(Structured figure records)
[START]

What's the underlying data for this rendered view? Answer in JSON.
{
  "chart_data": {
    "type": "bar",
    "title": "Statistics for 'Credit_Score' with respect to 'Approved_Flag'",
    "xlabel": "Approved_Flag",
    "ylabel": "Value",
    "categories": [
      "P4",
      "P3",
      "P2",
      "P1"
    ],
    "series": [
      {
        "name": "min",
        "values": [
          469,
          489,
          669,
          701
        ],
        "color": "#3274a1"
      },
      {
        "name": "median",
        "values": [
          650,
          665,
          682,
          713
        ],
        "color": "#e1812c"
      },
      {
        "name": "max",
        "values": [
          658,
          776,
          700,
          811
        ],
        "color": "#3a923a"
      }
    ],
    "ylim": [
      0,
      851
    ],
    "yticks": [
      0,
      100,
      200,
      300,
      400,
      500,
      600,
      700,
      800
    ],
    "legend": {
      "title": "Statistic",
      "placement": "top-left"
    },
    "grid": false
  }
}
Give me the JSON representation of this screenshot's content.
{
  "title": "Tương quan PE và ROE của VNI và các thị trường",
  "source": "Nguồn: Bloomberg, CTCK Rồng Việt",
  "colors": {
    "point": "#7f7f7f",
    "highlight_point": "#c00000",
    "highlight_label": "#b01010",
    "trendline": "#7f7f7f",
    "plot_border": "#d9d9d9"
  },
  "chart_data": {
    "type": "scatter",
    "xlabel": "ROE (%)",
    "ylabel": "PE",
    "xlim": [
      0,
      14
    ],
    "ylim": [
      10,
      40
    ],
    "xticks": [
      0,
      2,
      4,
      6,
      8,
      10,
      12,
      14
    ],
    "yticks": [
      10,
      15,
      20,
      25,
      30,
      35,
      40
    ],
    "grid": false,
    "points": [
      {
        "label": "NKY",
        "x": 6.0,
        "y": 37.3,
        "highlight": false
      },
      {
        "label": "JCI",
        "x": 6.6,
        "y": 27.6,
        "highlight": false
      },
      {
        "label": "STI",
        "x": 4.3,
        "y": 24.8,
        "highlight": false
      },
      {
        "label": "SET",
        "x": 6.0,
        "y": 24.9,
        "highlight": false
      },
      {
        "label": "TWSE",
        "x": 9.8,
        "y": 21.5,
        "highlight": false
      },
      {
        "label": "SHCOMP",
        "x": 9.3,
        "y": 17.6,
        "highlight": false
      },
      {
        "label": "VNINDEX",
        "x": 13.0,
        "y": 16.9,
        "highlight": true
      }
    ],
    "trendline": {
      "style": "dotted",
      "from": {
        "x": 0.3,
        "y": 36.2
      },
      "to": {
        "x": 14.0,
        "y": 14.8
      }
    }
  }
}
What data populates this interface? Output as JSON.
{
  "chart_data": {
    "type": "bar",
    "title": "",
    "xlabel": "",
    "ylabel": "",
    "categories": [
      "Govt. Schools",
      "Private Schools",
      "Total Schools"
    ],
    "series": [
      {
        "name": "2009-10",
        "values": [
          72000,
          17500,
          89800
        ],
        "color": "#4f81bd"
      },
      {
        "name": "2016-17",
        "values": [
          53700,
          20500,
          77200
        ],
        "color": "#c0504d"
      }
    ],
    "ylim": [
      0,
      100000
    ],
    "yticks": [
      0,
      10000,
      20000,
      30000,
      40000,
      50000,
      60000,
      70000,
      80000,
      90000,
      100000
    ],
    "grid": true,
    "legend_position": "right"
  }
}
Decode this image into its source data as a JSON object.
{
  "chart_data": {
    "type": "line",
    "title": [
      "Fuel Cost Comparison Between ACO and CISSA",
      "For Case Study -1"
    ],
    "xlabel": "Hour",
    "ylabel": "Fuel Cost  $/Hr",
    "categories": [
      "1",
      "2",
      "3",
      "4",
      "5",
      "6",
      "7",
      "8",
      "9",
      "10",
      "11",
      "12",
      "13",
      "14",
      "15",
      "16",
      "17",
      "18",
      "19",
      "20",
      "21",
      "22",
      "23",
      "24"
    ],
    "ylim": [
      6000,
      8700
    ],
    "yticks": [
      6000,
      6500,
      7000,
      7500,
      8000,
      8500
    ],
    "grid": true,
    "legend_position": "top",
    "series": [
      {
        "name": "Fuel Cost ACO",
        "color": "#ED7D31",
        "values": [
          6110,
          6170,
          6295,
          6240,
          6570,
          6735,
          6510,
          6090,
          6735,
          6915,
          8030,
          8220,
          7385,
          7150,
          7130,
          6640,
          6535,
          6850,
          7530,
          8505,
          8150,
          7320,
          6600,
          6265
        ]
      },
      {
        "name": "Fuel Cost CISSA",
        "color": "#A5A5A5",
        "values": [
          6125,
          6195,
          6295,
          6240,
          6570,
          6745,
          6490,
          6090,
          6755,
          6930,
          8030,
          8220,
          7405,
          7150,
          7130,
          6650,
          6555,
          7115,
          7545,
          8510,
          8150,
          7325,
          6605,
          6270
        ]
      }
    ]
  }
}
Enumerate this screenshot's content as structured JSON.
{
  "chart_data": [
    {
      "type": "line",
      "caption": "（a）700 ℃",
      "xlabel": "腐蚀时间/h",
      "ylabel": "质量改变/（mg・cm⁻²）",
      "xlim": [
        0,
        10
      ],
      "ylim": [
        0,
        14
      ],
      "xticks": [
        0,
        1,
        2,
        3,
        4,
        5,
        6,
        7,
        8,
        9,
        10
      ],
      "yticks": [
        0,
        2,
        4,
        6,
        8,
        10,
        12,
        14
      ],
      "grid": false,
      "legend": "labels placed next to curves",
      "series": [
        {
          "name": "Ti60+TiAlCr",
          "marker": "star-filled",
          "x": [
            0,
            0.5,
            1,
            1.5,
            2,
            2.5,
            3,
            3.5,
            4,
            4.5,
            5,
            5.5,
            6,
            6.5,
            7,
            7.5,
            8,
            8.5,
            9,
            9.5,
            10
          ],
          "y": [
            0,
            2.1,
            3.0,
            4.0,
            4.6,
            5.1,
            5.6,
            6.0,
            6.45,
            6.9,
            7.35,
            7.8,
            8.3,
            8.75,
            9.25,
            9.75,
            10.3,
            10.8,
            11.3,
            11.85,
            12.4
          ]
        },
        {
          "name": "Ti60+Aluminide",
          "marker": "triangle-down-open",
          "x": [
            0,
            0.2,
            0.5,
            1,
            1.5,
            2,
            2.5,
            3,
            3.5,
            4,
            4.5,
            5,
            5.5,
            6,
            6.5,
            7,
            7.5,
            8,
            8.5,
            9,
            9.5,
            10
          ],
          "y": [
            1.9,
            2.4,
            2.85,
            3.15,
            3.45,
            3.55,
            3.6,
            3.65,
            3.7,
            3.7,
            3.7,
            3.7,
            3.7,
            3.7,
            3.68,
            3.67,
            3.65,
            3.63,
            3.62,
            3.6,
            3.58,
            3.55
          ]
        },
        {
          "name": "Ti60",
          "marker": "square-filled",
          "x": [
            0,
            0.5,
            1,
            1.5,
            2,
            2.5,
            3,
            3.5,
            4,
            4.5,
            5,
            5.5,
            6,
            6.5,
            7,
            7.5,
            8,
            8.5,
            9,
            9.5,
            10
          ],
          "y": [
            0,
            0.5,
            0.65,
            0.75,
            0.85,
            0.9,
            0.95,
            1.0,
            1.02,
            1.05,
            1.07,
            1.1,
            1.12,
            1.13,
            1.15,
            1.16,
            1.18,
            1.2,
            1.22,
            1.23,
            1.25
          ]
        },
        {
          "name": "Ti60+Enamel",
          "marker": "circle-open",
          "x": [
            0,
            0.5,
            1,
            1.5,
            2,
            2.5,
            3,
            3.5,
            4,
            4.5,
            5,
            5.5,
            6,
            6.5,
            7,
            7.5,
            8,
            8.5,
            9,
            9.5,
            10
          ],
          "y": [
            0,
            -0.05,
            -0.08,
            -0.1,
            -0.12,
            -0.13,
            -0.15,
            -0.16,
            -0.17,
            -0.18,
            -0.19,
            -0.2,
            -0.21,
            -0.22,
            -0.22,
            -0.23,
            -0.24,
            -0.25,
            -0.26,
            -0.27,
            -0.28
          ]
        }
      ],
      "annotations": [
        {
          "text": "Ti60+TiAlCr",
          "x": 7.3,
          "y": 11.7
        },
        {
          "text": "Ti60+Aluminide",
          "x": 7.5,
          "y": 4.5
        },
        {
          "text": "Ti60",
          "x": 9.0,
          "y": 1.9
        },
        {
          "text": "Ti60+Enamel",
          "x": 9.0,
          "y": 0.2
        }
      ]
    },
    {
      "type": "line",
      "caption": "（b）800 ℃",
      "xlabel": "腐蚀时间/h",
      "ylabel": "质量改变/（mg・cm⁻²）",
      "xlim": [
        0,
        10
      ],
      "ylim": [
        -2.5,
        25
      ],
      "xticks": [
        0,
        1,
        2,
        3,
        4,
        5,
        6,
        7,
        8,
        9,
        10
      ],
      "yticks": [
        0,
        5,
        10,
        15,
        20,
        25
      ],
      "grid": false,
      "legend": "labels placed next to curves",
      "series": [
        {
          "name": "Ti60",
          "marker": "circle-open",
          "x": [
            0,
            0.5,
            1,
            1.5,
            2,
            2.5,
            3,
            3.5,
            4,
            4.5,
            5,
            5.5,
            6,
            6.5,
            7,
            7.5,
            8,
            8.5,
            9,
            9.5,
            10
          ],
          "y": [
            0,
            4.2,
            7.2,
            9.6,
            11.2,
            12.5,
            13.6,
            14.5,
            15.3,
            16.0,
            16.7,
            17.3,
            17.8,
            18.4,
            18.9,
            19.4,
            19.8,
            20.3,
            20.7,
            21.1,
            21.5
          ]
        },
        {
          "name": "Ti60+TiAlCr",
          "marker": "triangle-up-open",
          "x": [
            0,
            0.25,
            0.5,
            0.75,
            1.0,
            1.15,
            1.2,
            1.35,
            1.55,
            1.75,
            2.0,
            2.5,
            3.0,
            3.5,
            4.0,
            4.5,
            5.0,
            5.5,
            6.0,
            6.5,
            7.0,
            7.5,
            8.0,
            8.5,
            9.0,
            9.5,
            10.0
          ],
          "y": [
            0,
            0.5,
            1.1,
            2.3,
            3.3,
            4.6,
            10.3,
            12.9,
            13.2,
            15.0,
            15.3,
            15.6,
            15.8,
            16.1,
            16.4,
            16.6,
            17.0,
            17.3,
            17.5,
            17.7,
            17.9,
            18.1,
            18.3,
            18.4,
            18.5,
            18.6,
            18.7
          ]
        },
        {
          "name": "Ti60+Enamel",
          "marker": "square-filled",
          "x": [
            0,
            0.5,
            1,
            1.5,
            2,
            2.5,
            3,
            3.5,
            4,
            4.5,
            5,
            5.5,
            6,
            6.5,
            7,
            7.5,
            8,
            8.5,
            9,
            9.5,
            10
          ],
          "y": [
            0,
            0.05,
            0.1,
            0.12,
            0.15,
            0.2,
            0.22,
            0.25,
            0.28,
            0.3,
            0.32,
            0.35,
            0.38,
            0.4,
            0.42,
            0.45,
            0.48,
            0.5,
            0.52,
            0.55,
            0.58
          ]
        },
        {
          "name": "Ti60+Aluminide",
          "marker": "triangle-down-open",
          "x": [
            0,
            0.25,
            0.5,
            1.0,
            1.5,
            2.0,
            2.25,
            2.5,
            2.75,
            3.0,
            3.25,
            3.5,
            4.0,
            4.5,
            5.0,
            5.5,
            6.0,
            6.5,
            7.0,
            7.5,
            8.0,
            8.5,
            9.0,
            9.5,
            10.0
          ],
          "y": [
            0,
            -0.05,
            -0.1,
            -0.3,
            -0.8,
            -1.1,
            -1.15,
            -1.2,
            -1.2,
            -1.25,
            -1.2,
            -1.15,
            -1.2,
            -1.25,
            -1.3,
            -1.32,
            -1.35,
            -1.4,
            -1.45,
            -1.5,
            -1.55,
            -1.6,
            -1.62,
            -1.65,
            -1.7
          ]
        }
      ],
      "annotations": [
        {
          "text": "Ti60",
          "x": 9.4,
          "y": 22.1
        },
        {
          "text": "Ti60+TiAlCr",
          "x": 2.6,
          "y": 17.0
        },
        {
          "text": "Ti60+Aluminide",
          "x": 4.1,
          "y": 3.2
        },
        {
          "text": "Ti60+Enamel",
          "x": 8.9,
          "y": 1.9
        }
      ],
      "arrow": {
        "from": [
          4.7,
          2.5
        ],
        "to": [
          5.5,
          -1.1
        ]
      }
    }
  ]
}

[END]

WHAT IS EXPECTED: Using the records above, say how many lines include the string "Fuel". Only the number is wanted.

RESULT: 4